■ STORED DATA

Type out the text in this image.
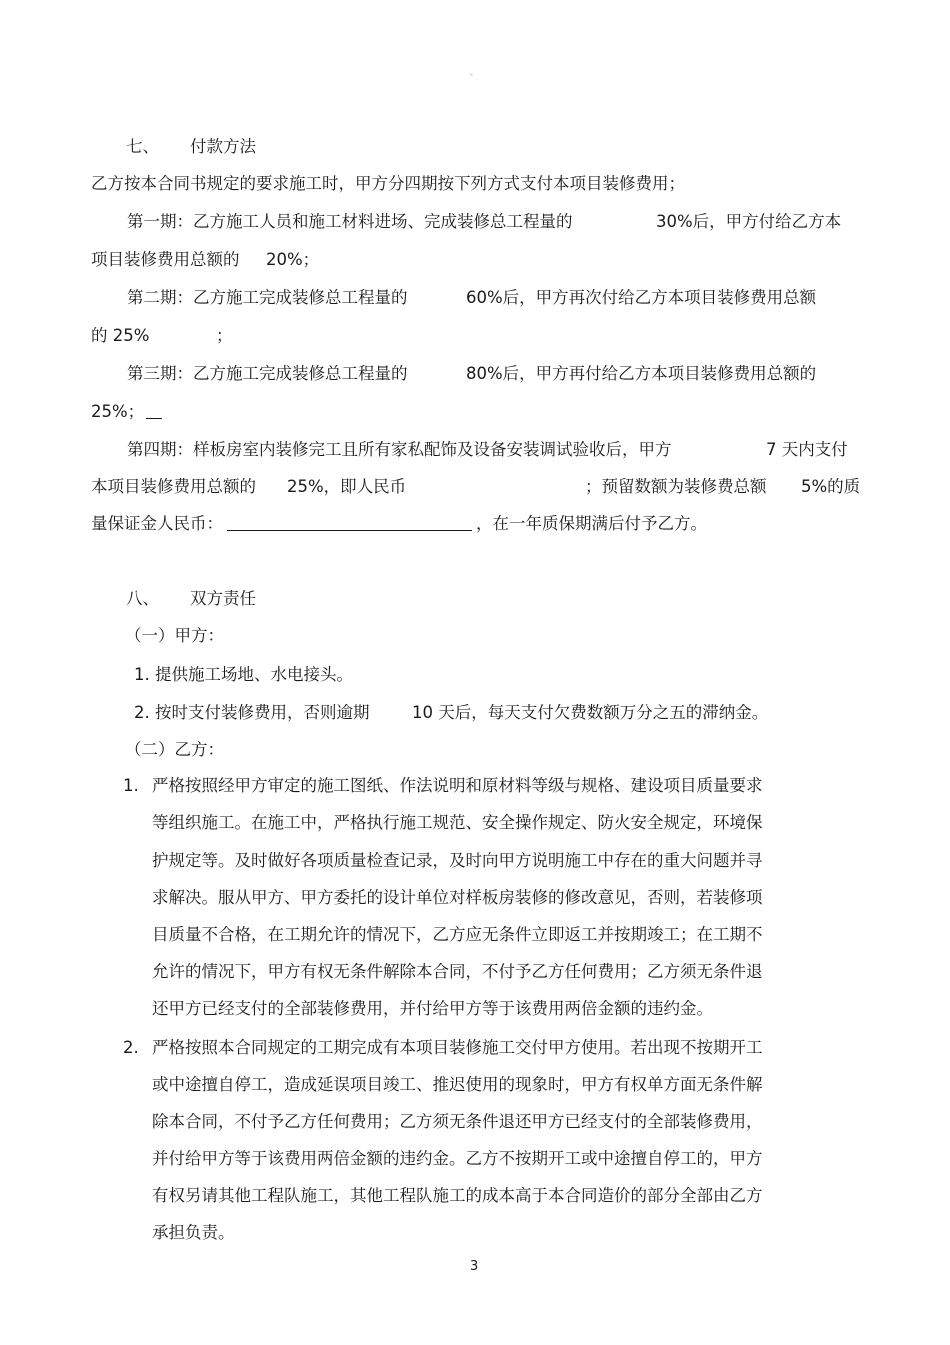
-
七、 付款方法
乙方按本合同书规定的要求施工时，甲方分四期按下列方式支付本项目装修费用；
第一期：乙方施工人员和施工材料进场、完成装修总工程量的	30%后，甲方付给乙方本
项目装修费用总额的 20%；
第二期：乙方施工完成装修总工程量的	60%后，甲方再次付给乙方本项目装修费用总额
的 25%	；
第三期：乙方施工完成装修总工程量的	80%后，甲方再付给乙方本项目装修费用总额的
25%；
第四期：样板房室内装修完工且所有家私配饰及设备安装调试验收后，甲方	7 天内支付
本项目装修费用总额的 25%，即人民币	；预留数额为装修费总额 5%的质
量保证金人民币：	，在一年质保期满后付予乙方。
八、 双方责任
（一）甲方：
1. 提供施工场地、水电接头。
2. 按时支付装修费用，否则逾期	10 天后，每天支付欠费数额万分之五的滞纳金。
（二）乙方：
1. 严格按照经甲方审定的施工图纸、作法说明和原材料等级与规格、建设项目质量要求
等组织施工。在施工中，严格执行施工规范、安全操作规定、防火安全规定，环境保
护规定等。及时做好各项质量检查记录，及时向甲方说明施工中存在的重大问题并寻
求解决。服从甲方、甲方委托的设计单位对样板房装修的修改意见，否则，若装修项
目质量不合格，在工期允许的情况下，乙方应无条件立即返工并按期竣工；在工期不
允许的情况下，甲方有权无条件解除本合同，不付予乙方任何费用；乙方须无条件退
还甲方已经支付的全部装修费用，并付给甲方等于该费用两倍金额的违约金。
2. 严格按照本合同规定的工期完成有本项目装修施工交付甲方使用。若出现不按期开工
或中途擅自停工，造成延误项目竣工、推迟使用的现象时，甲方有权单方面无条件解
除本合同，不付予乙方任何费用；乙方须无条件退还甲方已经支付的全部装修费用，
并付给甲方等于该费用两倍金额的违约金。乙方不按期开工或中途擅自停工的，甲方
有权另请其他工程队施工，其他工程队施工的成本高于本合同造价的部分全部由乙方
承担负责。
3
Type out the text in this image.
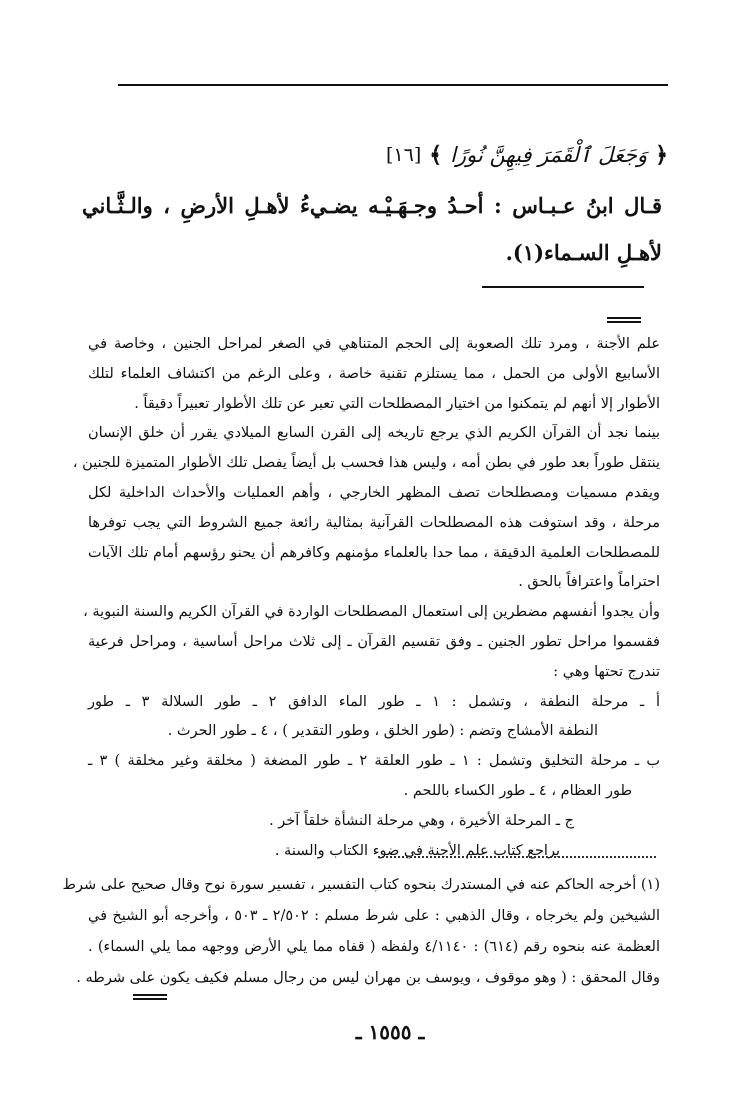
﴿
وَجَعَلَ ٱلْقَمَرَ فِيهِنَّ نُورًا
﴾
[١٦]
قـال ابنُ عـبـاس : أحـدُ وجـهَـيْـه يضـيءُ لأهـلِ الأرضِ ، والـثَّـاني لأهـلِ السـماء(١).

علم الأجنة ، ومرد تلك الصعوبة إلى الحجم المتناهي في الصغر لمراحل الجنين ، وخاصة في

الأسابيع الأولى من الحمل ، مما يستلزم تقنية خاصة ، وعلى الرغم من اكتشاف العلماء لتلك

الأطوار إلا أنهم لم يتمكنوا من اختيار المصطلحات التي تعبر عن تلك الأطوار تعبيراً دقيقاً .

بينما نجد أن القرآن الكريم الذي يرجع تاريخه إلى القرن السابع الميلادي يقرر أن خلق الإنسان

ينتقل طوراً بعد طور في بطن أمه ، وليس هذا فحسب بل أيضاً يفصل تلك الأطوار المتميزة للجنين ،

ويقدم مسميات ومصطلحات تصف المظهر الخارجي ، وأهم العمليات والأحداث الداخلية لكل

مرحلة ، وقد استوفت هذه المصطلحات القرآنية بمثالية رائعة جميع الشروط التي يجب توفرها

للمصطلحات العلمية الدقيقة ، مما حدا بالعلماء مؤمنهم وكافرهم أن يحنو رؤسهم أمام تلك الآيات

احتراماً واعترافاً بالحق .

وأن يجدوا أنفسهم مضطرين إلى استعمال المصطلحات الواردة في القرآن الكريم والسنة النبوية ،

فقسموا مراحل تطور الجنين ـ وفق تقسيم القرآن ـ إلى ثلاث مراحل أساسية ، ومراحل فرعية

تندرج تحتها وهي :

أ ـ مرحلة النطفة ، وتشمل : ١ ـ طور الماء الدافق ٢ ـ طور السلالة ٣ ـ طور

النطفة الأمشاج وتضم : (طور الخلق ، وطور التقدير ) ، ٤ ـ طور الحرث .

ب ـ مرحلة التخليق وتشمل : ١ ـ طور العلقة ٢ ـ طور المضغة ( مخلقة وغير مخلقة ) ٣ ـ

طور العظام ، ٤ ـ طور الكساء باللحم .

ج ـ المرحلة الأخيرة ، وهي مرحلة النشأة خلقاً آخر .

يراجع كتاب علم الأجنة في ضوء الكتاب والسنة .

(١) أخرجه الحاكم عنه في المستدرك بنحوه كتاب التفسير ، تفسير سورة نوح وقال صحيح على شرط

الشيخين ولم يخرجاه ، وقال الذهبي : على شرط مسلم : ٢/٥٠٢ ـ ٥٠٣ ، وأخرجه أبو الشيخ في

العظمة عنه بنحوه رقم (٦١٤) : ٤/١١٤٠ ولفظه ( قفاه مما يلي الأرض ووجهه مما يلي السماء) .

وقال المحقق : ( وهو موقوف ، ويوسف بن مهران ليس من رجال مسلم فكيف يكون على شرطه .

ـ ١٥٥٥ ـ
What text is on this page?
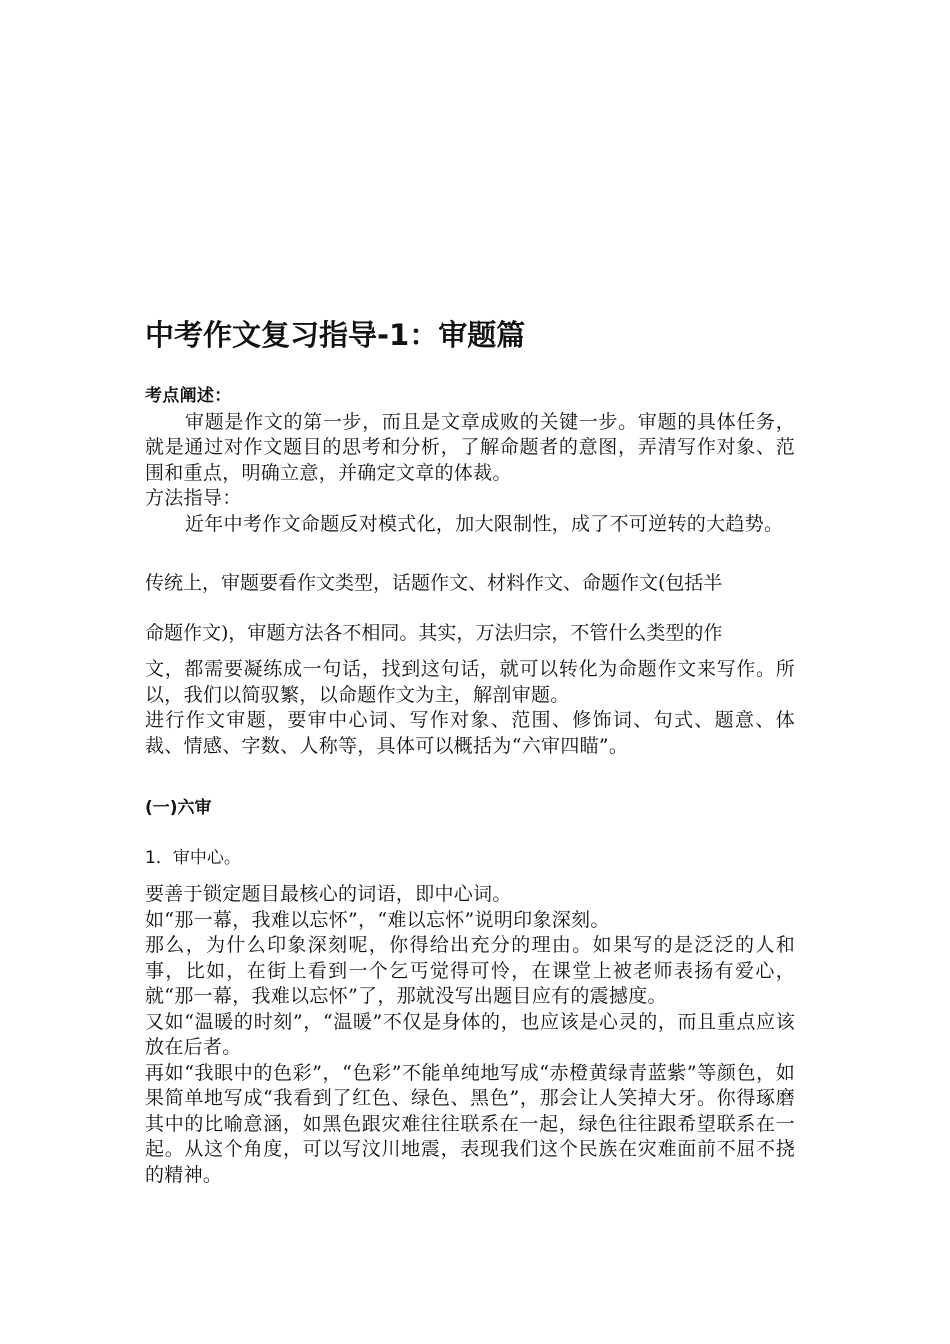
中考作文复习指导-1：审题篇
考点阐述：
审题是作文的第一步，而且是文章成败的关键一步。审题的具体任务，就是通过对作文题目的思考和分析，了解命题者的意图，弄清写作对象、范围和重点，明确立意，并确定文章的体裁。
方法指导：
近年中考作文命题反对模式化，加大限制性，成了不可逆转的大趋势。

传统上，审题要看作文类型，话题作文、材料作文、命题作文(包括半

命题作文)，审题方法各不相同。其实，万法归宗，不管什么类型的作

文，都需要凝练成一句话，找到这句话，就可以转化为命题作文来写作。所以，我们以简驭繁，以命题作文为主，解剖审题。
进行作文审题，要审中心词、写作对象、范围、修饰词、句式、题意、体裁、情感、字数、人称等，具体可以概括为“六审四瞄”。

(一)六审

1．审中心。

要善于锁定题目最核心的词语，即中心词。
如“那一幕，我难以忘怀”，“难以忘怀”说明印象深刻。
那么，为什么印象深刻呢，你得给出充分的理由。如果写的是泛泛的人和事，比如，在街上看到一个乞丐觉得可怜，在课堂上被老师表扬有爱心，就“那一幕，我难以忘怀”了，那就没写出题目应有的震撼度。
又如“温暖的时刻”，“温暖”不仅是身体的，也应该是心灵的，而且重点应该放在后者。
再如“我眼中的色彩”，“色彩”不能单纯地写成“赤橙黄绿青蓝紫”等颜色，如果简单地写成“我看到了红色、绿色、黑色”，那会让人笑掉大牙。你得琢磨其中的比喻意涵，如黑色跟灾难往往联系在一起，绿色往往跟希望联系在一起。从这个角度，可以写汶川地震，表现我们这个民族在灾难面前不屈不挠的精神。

■ THE REQUEST
Go through the listing above and locate each line that holds the word "الكريم". Copy those lines.

■ ANSWER
بينما نجد أن القرآن الكريم الذي يرجع تاريخه إلى القرن السابع الميلادي يقرر أن خلق الإنسان
وأن يجدوا أنفسهم مضطرين إلى استعمال المصطلحات الواردة في القرآن الكريم والسنة النبوية ،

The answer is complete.